== Task material ==
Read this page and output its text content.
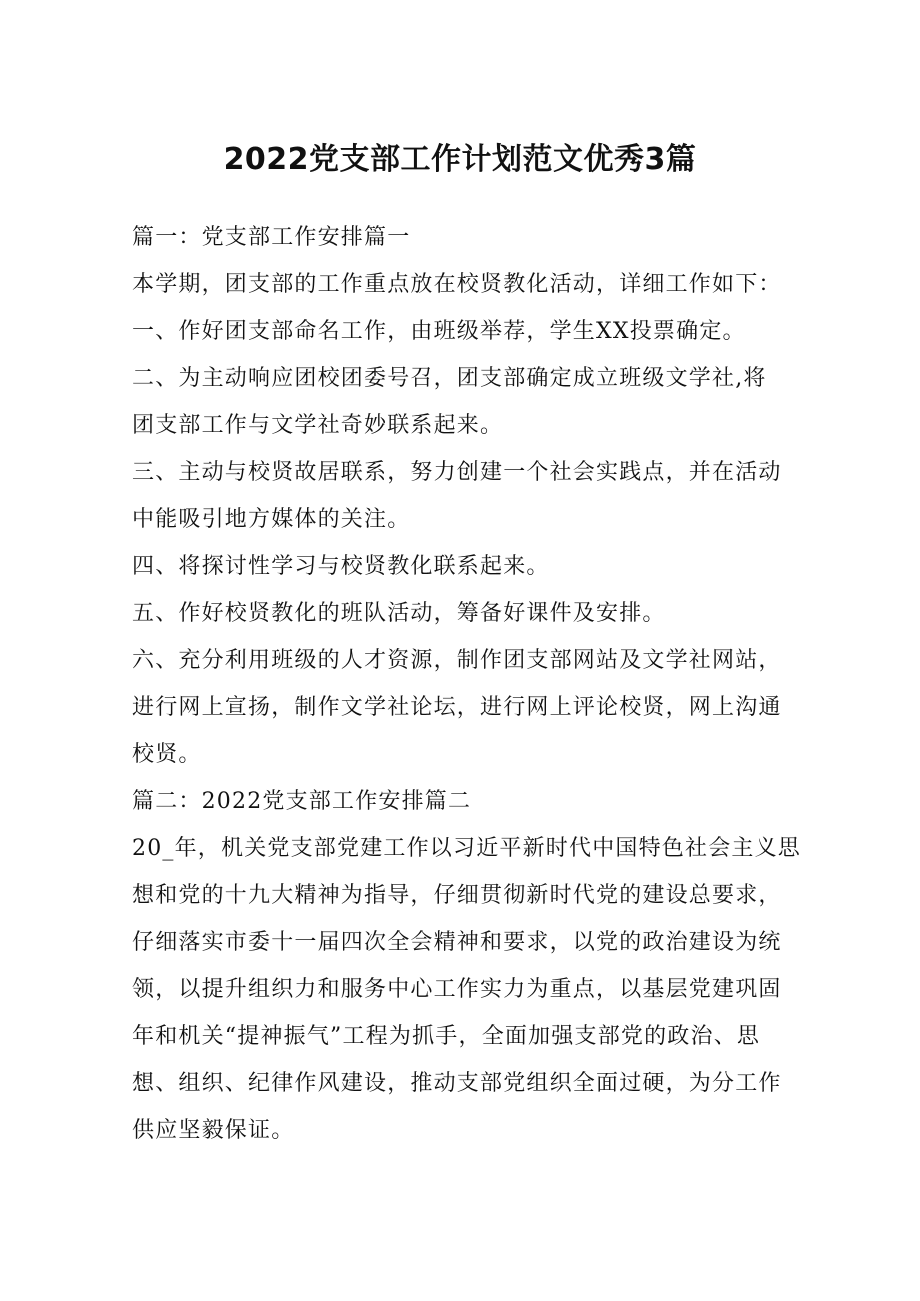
2022党支部工作计划范文优秀3篇
篇一：党支部工作安排篇一
本学期，团支部的工作重点放在校贤教化活动，详细工作如下：
一、作好团支部命名工作，由班级举荐，学生XX投票确定。
二、为主动响应团校团委号召，团支部确定成立班级文学社,将
团支部工作与文学社奇妙联系起来。
三、主动与校贤故居联系，努力创建一个社会实践点，并在活动
中能吸引地方媒体的关注。
四、将探讨性学习与校贤教化联系起来。
五、作好校贤教化的班队活动，筹备好课件及安排。
六、充分利用班级的人才资源，制作团支部网站及文学社网站，
进行网上宣扬，制作文学社论坛，进行网上评论校贤，网上沟通
校贤。
篇二：2022党支部工作安排篇二
20_年，机关党支部党建工作以习近平新时代中国特色社会主义思
想和党的十九大精神为指导，仔细贯彻新时代党的建设总要求，
仔细落实市委十一届四次全会精神和要求，以党的政治建设为统
领，以提升组织力和服务中心工作实力为重点，以基层党建巩固
年和机关“提神振气”工程为抓手，全面加强支部党的政治、思
想、组织、纪律作风建设，推动支部党组织全面过硬，为分工作
供应坚毅保证。
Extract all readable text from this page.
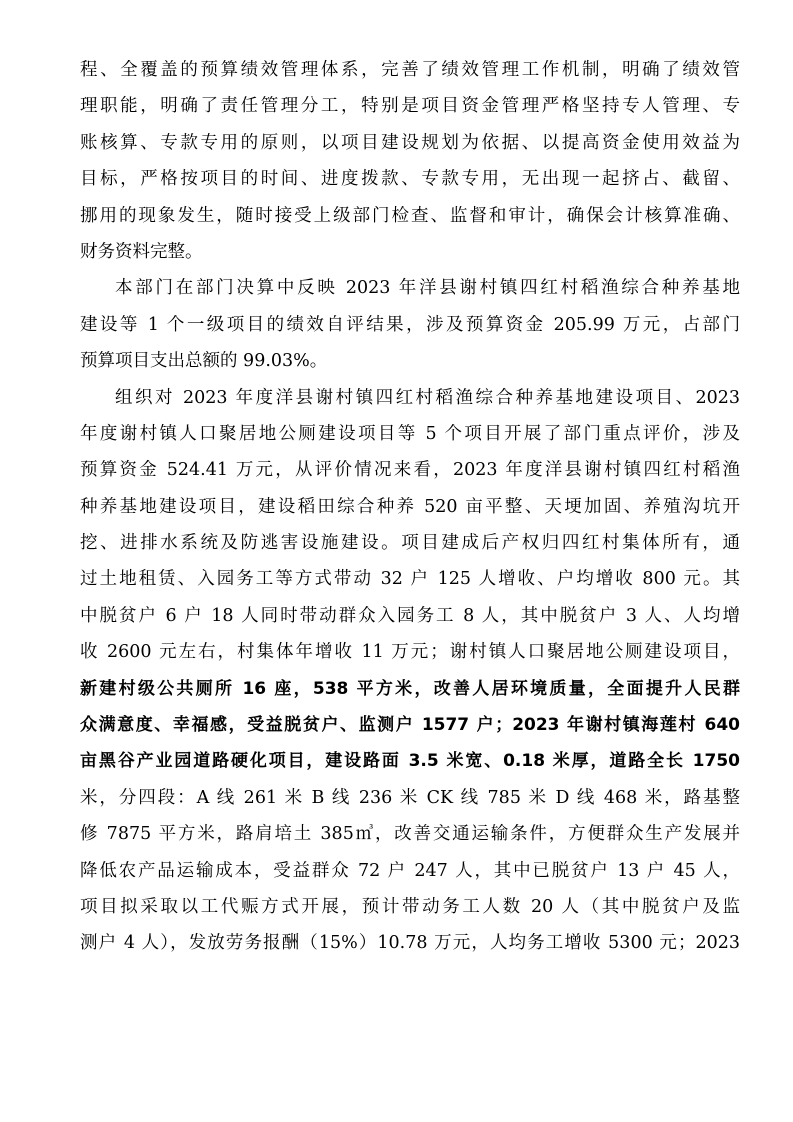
程、全覆盖的预算绩效管理体系，完善了绩效管理工作机制，明确了绩效管
理职能，明确了责任管理分工，特别是项目资金管理严格坚持专人管理、专
账核算、专款专用的原则，以项目建设规划为依据、以提高资金使用效益为
目标，严格按项目的时间、进度拨款、专款专用，无出现一起挤占、截留、
挪用的现象发生，随时接受上级部门检查、监督和审计，确保会计核算准确、
财务资料完整。
本部门在部门决算中反映 2023 年洋县谢村镇四红村稻渔综合种养基地
建设等 1 个一级项目的绩效自评结果，涉及预算资金 205.99 万元，占部门
预算项目支出总额的 99.03%。
组织对 2023 年度洋县谢村镇四红村稻渔综合种养基地建设项目、2023
年度谢村镇人口聚居地公厕建设项目等 5 个项目开展了部门重点评价，涉及
预算资金 524.41 万元，从评价情况来看，2023 年度洋县谢村镇四红村稻渔
种养基地建设项目，建设稻田综合种养 520 亩平整、天埂加固、养殖沟坑开
挖、进排水系统及防逃害设施建设。项目建成后产权归四红村集体所有，通
过土地租赁、入园务工等方式带动 32 户 125 人增收、户均增收 800 元。其
中脱贫户 6 户 18 人同时带动群众入园务工 8 人，其中脱贫户 3 人、人均增
收 2600 元左右，村集体年增收 11 万元；谢村镇人口聚居地公厕建设项目，
新建村级公共厕所 16 座，538 平方米，改善人居环境质量，全面提升人民群
众满意度、幸福感，受益脱贫户、监测户 1577 户；2023 年谢村镇海莲村 640
亩黑谷产业园道路硬化项目，建设路面 3.5 米宽、0.18 米厚，道路全长 1750
米，分四段：A 线 261 米 B 线 236 米 CK 线 785 米 D 线 468 米，路基整
修 7875 平方米，路肩培土 385㎥，改善交通运输条件，方便群众生产发展并
降低农产品运输成本，受益群众 72 户 247 人，其中已脱贫户 13 户 45 人，
项目拟采取以工代赈方式开展，预计带动务工人数 20 人（其中脱贫户及监
测户 4 人），发放劳务报酬（15%）10.78 万元，人均务工增收 5300 元；2023
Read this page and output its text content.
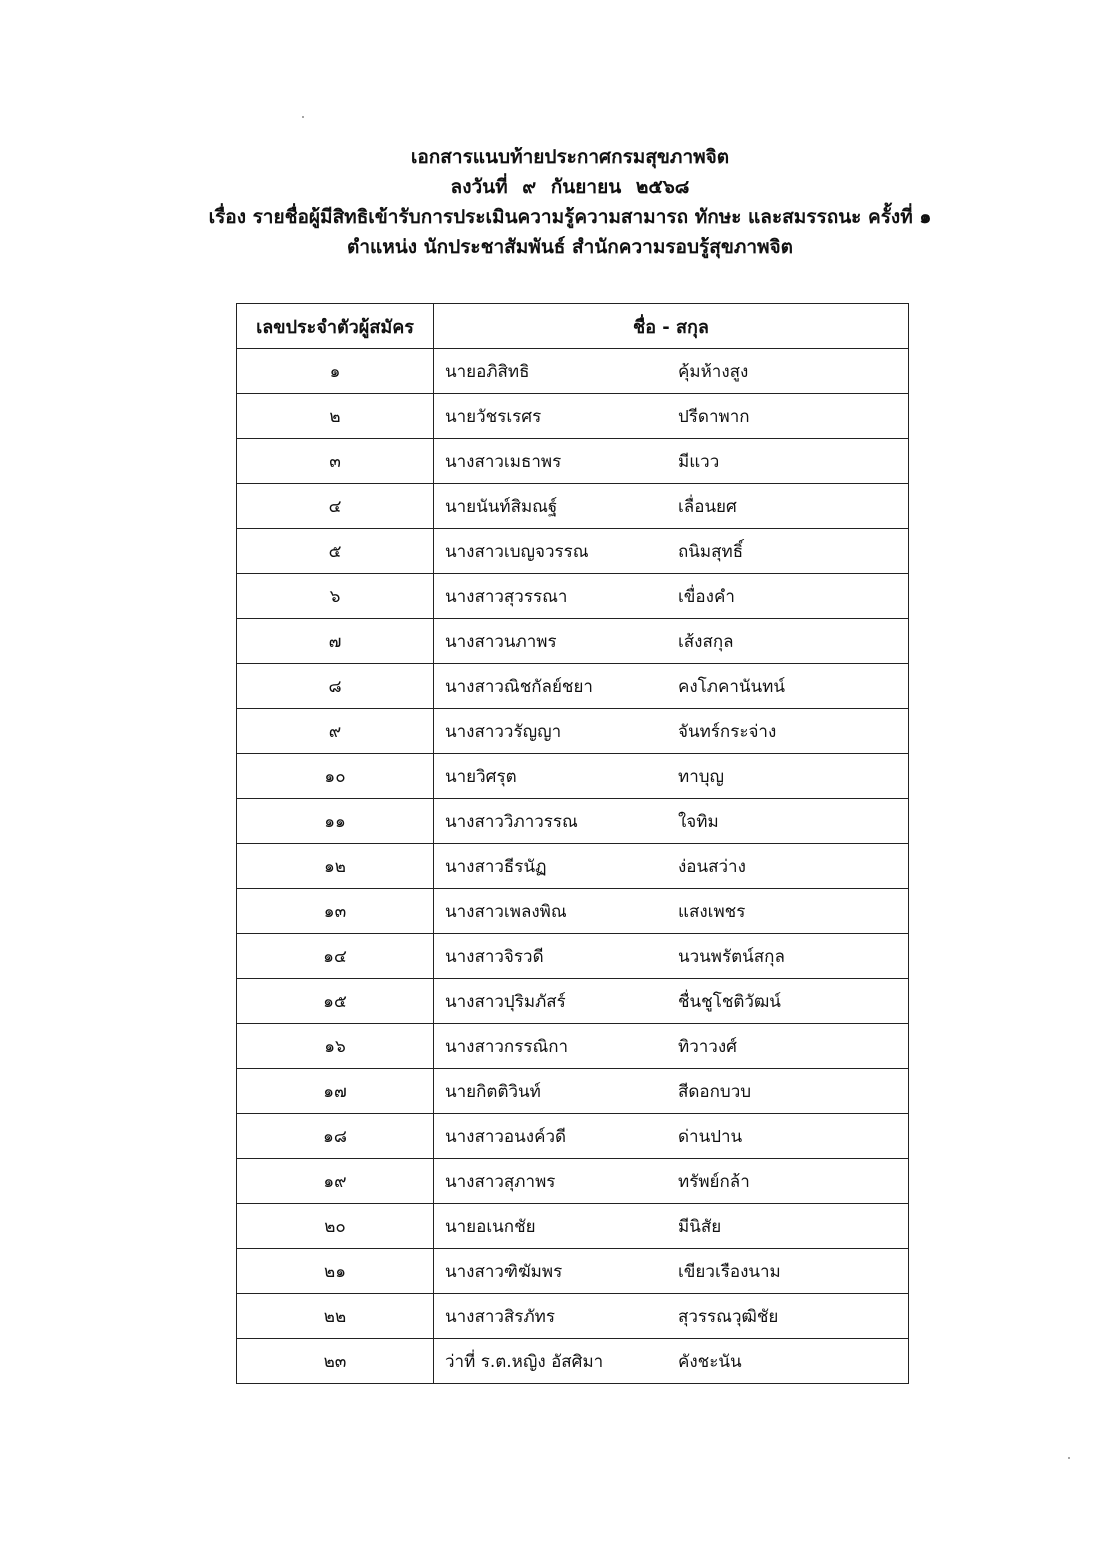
เอกสารแนบท้ายประกาศกรมสุขภาพจิต
ลงวันที่ ๙ กันยายน ๒๕๖๘
เรื่อง รายชื่อผู้มีสิทธิเข้ารับการประเมินความรู้ความสามารถ ทักษะ และสมรรถนะ ครั้งที่ ๑
ตำแหน่ง นักประชาสัมพันธ์ สำนักความรอบรู้สุขภาพจิต
เลขประจำตัวผู้สมัคร	ชื่อ - สกุล
๑	นายอภิสิทธิ คุ้มห้างสูง

๒	นายวัชรเรศร ปรีดาพาก

๓	นางสาวเมธาพร มีแวว

๔	นายนันท์สิมณฐ์ เลื่อนยศ

๕	นางสาวเบญจวรรณ ถนิมสุทธิ์

๖	นางสาวสุวรรณา เขื่องคำ

๗	นางสาวนภาพร เส้งสกุล

๘	นางสาวณิชกัลย์ชยา คงโภคานันทน์

๙	นางสาววรัญญา จันทร์กระจ่าง

๑๐	นายวิศรุต ทาบุญ

๑๑	นางสาววิภาวรรณ ใจทิม

๑๒	นางสาวธีรนัฏ ง่อนสว่าง

๑๓	นางสาวเพลงพิณ แสงเพชร

๑๔	นางสาวจิรวดี นวนพรัตน์สกุล

๑๕	นางสาวปุริมภัสร์ ชื่นชูโชติวัฒน์

๑๖	นางสาวกรรณิกา ทิวาวงศ์

๑๗	นายกิตติวินท์ สีดอกบวบ

๑๘	นางสาวอนงค์วดี ด่านปาน

๑๙	นางสาวสุภาพร ทรัพย์กล้า

๒๐	นายอเนกชัย มีนิสัย

๒๑	นางสาวฑิฆัมพร เขียวเรืองนาม

๒๒	นางสาวสิรภัทร สุวรรณวุฒิชัย

๒๓	ว่าที่ ร.ต.หญิง อัสศิมา คังชะนัน
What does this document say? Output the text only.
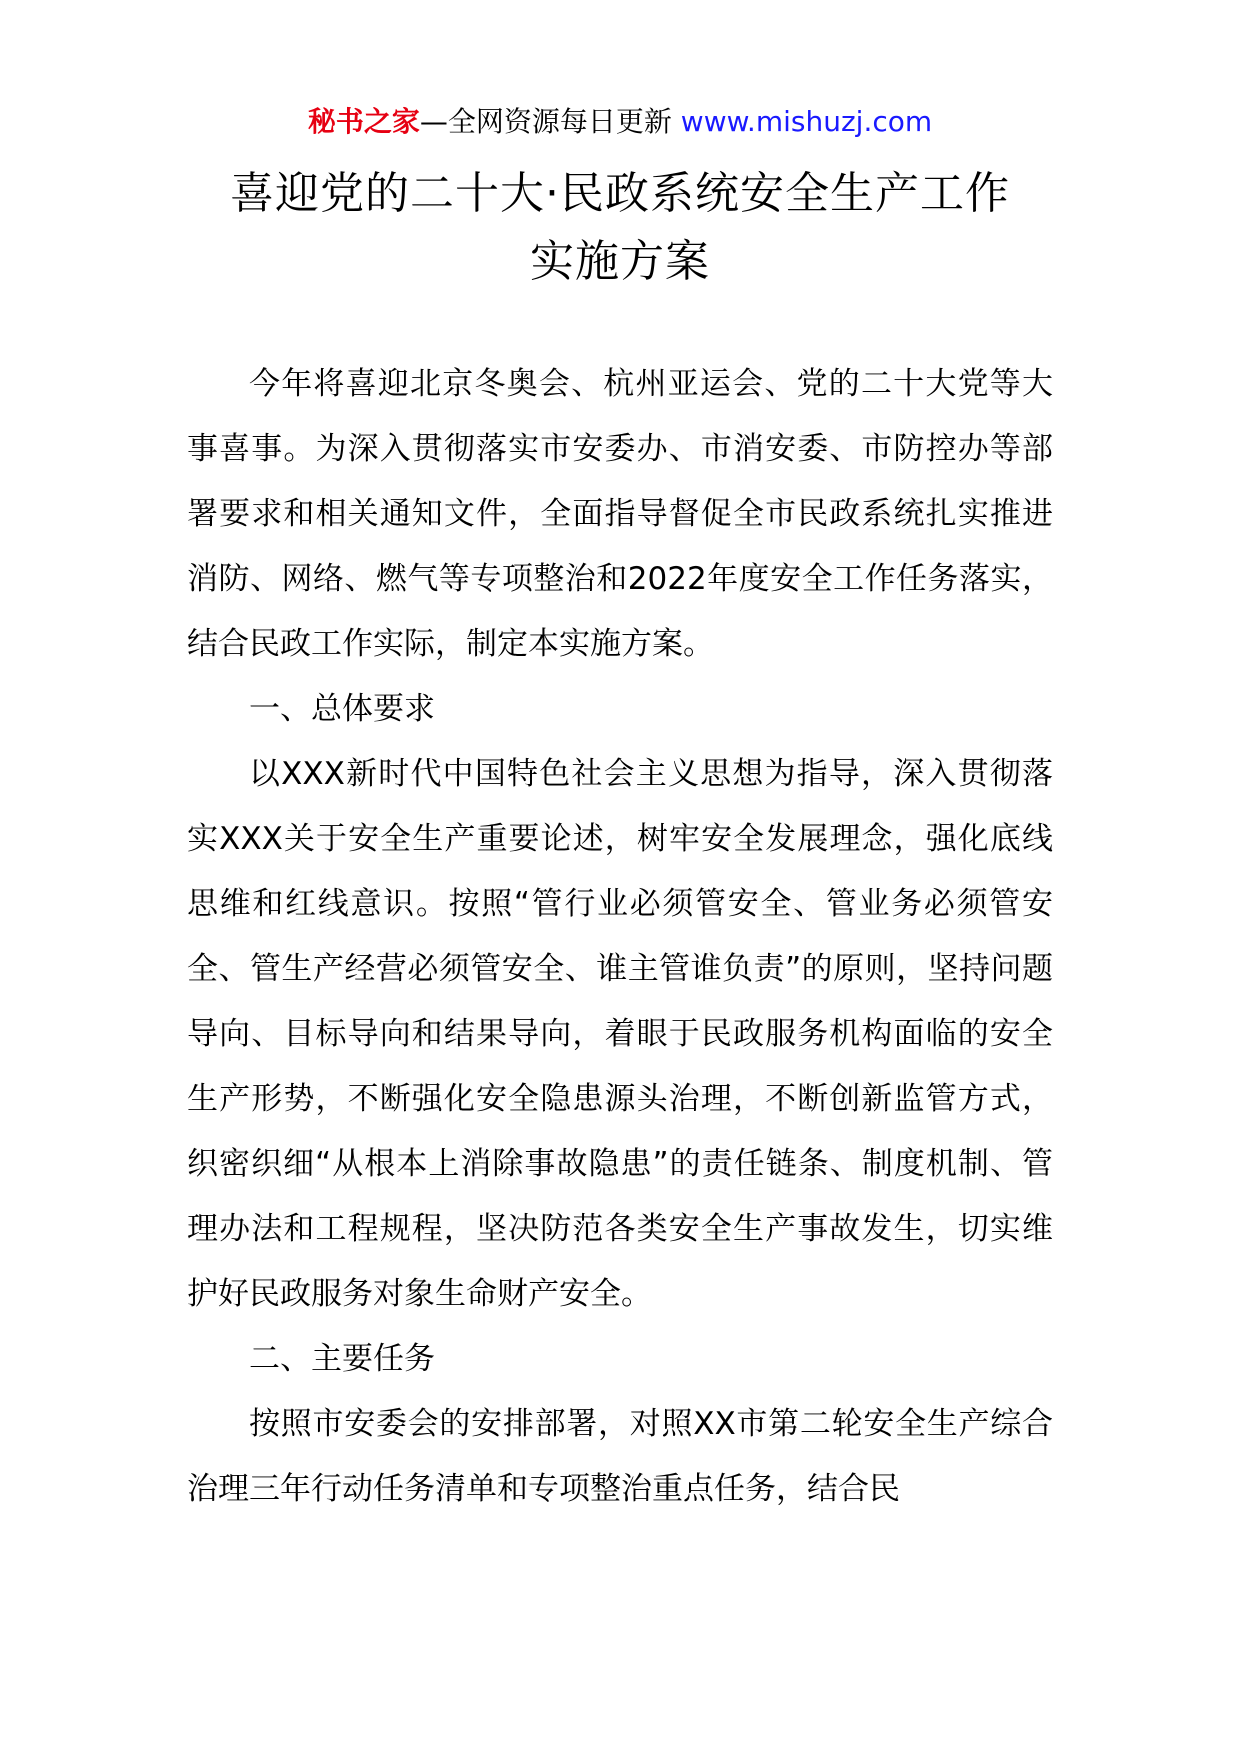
秘书之家—全网资源每日更新 www.mishuzj.com
喜迎党的二十大·民政系统安全生产工作
实施方案

今年将喜迎北京冬奥会、杭州亚运会、党的二十大党等大事喜事。为深入贯彻落实市安委办、市消安委、市防控办等部署要求和相关通知文件，全面指导督促全市民政系统扎实推进消防、网络、燃气等专项整治和2022年度安全工作任务落实，结合民政工作实际，制定本实施方案。

一、总体要求

以XXX新时代中国特色社会主义思想为指导，深入贯彻落实XXX关于安全生产重要论述，树牢安全发展理念，强化底线思维和红线意识。按照“管行业必须管安全、管业务必须管安全、管生产经营必须管安全、谁主管谁负责”的原则，坚持问题导向、目标导向和结果导向，着眼于民政服务机构面临的安全生产形势，不断强化安全隐患源头治理，不断创新监管方式，织密织细“从根本上消除事故隐患”的责任链条、制度机制、管理办法和工程规程，坚决防范各类安全生产事故发生，切实维护好民政服务对象生命财产安全。

二、主要任务

按照市安委会的安排部署，对照XX市第二轮安全生产综合治理三年行动任务清单和专项整治重点任务，结合民
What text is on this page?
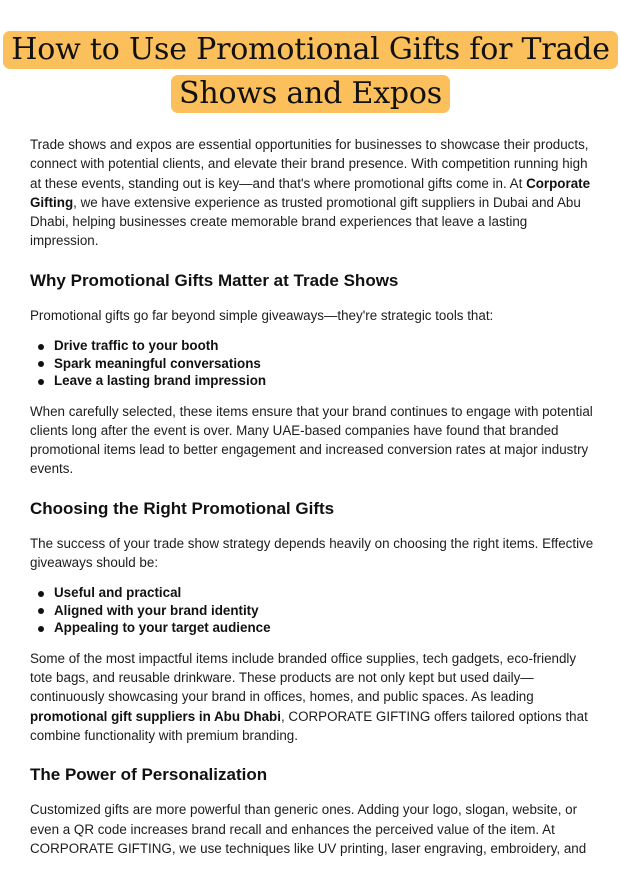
How to Use Promotional Gifts for Trade
Shows and Expos

Trade shows and expos are essential opportunities for businesses to showcase their products, connect with potential clients, and elevate their brand presence. With competition running high at these events, standing out is key—and that's where promotional gifts come in. At Corporate Gifting, we have extensive experience as trusted promotional gift suppliers in Dubai and Abu Dhabi, helping businesses create memorable brand experiences that leave a lasting impression.

Why Promotional Gifts Matter at Trade Shows

Promotional gifts go far beyond simple giveaways—they're strategic tools that:

Drive traffic to your booth
Spark meaningful conversations
Leave a lasting brand impression

When carefully selected, these items ensure that your brand continues to engage with potential clients long after the event is over. Many UAE-based companies have found that branded promotional items lead to better engagement and increased conversion rates at major industry events.

Choosing the Right Promotional Gifts

The success of your trade show strategy depends heavily on choosing the right items. Effective giveaways should be:

Useful and practical
Aligned with your brand identity
Appealing to your target audience

Some of the most impactful items include branded office supplies, tech gadgets, eco-friendly tote bags, and reusable drinkware. These products are not only kept but used daily—continuously showcasing your brand in offices, homes, and public spaces. As leading promotional gift suppliers in Abu Dhabi, CORPORATE GIFTING offers tailored options that combine functionality with premium branding.

The Power of Personalization

Customized gifts are more powerful than generic ones. Adding your logo, slogan, website, or even a QR code increases brand recall and enhances the perceived value of the item. At CORPORATE GIFTING, we use techniques like UV printing, laser engraving, embroidery, and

== Do this ==
Among the lines above, count those containing the word "What" and give nothing but the result.

== Complete answer ==
2